■ Provided records ■
════════

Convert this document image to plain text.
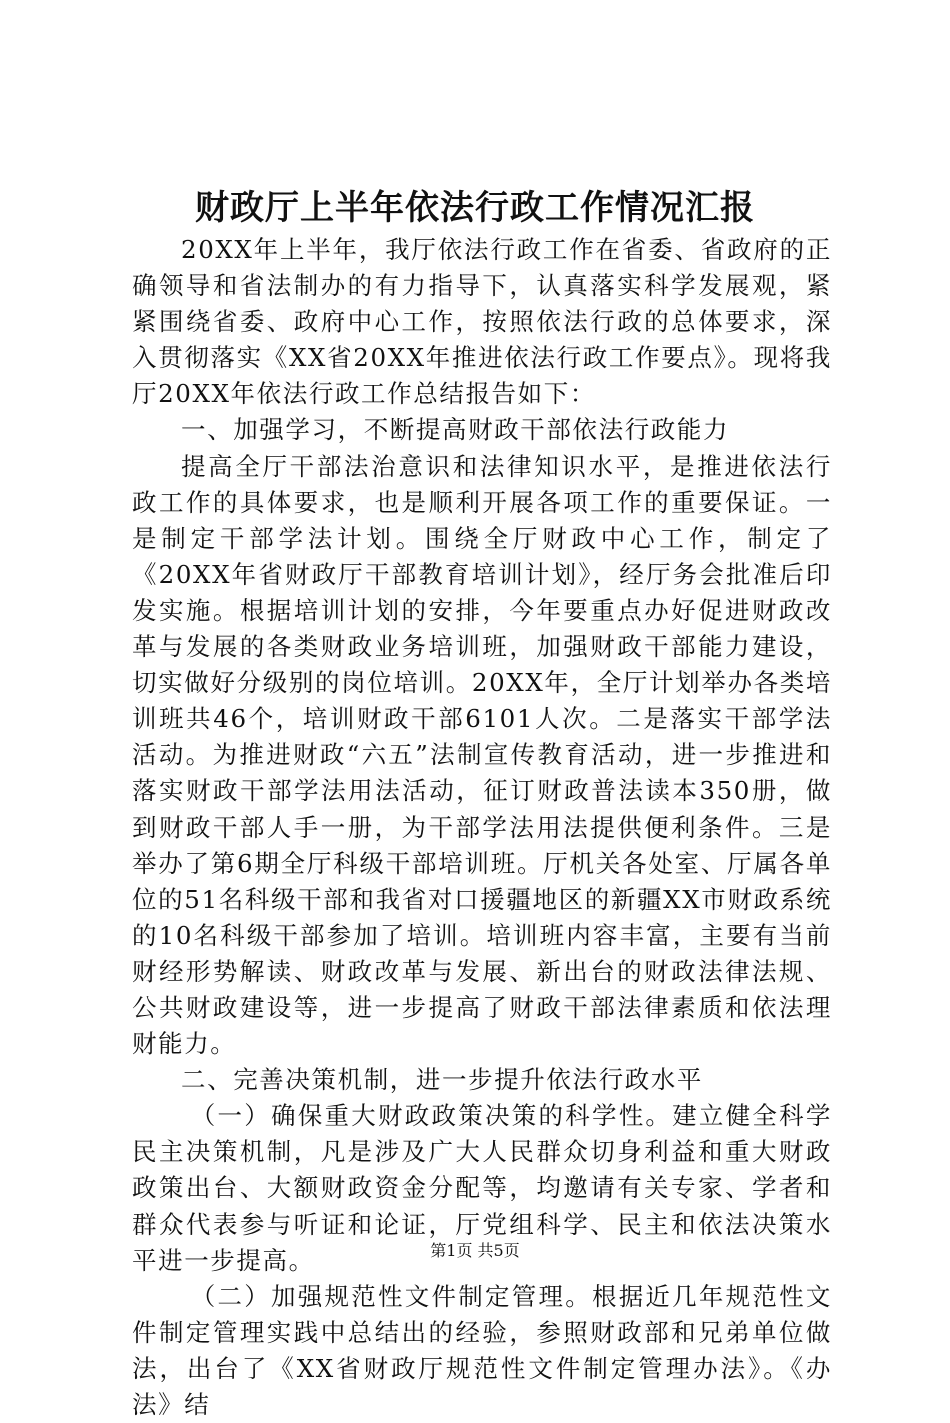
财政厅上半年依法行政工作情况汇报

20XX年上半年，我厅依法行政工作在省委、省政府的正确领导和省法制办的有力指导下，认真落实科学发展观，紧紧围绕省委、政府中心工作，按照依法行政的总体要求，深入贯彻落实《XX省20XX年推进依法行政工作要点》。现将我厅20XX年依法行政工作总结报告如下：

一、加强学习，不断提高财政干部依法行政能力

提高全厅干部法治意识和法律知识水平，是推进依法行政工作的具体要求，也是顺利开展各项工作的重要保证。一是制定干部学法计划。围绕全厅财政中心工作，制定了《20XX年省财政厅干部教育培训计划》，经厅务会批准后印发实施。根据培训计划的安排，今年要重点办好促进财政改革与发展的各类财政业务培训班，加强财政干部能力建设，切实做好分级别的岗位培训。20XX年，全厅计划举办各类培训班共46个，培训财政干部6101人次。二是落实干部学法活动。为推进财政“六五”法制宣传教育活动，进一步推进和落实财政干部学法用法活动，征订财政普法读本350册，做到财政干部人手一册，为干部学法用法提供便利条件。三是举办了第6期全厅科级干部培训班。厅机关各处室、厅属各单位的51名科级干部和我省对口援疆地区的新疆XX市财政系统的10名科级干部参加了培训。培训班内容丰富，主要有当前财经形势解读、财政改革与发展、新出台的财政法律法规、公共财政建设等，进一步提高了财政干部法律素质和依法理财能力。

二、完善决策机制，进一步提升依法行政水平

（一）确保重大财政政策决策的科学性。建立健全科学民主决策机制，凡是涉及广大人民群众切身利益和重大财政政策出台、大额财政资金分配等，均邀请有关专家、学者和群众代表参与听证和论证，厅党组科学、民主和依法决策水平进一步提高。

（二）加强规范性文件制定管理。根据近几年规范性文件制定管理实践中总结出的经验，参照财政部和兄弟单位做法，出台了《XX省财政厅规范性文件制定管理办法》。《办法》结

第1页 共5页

════════

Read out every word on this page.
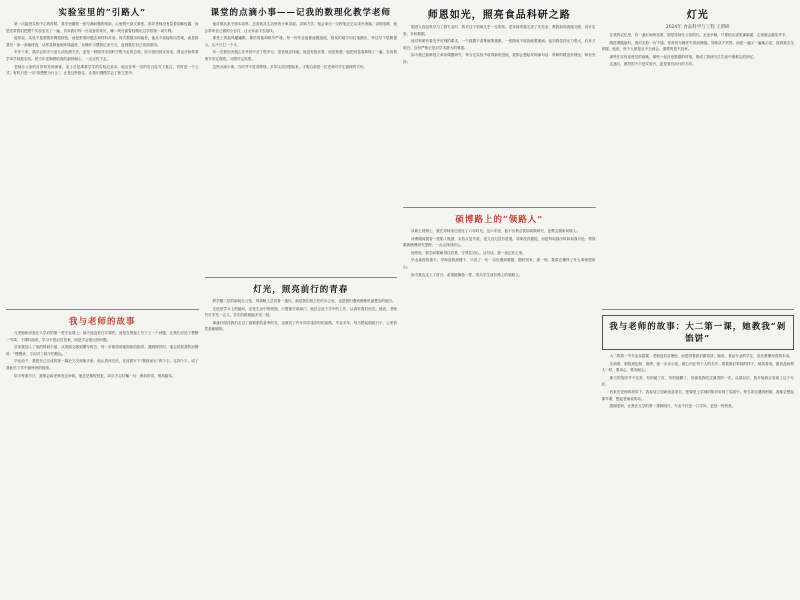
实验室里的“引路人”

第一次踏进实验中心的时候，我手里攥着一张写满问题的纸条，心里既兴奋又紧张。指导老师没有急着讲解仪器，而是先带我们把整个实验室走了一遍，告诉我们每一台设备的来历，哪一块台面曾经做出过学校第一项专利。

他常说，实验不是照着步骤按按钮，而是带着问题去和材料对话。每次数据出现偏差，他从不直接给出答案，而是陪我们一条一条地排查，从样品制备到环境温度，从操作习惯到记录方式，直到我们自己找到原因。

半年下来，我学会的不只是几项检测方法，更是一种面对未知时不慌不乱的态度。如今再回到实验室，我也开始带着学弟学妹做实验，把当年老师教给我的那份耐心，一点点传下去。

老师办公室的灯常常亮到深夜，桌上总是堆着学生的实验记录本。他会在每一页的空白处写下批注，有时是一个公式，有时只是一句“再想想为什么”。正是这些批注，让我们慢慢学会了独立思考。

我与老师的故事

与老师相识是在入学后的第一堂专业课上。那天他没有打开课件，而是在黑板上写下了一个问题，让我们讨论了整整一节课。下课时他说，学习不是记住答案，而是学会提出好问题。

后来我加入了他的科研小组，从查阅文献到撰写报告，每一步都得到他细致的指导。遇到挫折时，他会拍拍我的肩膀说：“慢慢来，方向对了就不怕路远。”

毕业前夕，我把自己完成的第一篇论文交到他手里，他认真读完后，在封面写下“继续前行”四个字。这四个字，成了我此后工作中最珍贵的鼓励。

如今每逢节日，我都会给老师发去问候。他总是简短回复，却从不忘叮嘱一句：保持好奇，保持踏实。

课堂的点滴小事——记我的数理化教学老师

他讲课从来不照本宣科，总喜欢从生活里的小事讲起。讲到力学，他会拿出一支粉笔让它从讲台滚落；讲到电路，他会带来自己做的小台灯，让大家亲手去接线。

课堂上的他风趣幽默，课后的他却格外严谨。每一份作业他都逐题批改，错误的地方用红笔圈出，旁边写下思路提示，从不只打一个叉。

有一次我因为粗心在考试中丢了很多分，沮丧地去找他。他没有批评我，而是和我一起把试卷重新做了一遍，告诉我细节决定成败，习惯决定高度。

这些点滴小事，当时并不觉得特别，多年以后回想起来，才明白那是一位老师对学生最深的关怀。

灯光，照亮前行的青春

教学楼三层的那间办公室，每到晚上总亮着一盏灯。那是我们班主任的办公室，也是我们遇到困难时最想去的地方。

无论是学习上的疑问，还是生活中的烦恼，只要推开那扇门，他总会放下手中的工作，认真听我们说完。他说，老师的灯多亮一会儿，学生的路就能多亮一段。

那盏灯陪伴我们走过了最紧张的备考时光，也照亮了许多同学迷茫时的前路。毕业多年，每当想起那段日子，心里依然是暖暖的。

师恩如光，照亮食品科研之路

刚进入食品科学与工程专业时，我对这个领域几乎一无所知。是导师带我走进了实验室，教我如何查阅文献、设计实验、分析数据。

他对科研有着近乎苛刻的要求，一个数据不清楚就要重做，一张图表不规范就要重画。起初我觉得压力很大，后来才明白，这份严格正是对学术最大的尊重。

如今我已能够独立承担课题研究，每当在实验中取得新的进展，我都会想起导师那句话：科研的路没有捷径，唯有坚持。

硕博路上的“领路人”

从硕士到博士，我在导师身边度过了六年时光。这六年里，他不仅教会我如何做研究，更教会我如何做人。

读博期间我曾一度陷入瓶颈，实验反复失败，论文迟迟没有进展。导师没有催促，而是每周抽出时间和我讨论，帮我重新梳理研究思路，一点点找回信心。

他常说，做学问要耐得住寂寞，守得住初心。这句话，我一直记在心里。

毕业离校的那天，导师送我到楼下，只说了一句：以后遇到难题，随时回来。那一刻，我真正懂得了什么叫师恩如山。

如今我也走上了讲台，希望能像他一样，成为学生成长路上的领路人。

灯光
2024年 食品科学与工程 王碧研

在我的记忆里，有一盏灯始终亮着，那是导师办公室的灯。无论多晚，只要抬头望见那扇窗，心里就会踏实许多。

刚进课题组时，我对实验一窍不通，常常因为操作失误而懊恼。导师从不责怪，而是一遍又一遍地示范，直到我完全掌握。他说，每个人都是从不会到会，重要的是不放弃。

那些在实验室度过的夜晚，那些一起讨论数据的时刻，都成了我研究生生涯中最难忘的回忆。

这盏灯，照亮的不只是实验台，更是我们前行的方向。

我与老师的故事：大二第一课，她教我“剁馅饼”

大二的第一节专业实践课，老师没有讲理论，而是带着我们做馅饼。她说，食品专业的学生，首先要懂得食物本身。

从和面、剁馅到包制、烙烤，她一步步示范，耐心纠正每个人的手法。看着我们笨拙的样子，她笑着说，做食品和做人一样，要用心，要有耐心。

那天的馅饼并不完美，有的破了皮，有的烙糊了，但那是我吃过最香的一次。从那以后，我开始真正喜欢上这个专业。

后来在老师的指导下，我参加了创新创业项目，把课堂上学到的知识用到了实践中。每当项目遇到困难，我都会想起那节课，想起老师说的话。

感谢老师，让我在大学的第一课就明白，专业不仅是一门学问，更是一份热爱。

════════

Identify the lines of the entries containing the string "this". Copy each such line.

■ Task response ■
Convert this document image to plain text.
Read out every word on this page.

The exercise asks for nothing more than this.